:: TASK TO COMPLETE ::
Tally up the lines that include "this" and state that number by itself.

------------

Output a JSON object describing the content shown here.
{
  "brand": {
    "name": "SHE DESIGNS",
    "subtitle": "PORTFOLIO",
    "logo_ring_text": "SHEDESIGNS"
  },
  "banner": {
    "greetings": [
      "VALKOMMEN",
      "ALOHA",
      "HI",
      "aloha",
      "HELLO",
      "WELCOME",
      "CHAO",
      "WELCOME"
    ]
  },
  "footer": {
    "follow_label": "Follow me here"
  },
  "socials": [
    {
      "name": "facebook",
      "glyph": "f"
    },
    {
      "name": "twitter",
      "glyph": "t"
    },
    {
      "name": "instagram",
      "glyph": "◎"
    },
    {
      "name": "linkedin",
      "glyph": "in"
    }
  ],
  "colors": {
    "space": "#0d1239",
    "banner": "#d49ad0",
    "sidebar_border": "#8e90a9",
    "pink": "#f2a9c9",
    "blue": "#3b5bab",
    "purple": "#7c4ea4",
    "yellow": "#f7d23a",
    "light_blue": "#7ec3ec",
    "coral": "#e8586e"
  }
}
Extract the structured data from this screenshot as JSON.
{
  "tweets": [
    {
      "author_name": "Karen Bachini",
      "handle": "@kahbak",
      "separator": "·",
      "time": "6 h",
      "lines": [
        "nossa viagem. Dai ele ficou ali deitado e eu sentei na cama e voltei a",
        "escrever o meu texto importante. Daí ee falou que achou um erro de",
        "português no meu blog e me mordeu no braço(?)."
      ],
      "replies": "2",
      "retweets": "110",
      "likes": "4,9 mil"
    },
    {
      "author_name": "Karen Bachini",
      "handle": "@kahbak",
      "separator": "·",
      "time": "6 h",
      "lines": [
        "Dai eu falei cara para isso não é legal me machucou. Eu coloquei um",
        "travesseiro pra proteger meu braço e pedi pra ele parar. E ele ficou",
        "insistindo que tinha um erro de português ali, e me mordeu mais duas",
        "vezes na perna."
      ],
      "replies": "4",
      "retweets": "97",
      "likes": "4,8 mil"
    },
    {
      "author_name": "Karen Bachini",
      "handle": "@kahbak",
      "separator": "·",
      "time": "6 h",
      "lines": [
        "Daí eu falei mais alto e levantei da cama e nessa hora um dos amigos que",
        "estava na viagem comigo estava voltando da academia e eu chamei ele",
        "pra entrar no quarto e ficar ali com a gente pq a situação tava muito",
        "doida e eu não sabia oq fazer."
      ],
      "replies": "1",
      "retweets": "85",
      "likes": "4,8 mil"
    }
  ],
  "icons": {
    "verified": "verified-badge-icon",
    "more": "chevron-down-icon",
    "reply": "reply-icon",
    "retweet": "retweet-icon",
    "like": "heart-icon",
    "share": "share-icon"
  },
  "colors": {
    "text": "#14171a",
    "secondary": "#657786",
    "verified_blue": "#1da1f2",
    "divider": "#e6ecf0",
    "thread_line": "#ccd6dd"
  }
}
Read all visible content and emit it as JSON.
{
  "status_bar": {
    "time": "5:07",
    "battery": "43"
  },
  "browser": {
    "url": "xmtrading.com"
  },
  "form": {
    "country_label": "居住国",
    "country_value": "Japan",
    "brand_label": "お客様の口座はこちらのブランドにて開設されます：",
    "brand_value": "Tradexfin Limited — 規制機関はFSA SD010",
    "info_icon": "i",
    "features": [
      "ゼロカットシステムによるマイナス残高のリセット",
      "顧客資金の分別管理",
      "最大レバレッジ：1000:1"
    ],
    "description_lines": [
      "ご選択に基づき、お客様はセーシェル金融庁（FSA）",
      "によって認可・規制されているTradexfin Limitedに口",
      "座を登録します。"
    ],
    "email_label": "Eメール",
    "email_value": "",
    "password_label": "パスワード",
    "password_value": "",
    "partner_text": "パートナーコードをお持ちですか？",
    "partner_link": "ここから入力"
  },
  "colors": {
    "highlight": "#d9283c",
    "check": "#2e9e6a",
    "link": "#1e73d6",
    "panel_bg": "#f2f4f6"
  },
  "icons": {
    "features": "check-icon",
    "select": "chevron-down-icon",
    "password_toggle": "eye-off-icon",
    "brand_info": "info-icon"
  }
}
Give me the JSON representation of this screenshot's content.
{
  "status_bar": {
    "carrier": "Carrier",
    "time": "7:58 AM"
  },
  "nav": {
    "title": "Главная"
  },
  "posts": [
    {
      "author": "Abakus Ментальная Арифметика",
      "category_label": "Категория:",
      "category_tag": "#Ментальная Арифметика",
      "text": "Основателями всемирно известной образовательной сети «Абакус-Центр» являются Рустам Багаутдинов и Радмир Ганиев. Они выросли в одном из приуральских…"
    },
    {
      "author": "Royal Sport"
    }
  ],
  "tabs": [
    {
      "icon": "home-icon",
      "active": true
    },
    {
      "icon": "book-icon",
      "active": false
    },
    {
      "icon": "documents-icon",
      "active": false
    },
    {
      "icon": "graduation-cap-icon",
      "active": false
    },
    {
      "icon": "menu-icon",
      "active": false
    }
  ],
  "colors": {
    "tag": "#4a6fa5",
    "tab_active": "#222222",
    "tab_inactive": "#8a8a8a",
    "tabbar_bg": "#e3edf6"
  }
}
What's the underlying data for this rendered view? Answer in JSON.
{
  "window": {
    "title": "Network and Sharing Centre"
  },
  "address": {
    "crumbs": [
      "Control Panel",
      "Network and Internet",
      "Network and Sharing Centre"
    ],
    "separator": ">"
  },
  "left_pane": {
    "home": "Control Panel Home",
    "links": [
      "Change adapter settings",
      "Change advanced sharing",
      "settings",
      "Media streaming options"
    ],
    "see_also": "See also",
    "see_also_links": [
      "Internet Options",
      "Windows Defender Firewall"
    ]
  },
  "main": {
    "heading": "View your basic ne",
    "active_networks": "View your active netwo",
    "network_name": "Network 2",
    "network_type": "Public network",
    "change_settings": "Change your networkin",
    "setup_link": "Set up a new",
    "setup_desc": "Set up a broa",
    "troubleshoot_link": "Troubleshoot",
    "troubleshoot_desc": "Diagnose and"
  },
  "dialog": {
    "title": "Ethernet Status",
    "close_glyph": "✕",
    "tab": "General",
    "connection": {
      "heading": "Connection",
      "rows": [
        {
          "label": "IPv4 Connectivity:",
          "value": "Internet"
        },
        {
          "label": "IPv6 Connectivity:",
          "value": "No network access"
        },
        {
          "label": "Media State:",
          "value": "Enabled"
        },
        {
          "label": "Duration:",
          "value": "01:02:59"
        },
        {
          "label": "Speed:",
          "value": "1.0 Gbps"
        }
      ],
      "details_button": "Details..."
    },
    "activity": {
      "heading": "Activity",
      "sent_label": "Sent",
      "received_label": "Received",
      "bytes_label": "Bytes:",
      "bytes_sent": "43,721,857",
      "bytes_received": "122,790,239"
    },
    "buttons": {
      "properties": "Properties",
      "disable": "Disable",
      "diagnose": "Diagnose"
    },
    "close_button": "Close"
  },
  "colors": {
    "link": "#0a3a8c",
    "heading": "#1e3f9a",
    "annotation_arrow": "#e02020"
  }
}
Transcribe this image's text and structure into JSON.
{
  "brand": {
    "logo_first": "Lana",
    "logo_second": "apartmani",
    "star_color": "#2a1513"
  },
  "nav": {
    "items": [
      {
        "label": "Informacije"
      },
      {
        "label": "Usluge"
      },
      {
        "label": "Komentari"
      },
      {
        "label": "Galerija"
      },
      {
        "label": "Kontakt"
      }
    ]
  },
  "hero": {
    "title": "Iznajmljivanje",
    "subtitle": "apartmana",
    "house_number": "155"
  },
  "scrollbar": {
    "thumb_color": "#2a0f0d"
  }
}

------------

:: WRITTEN RESPONSE ::
4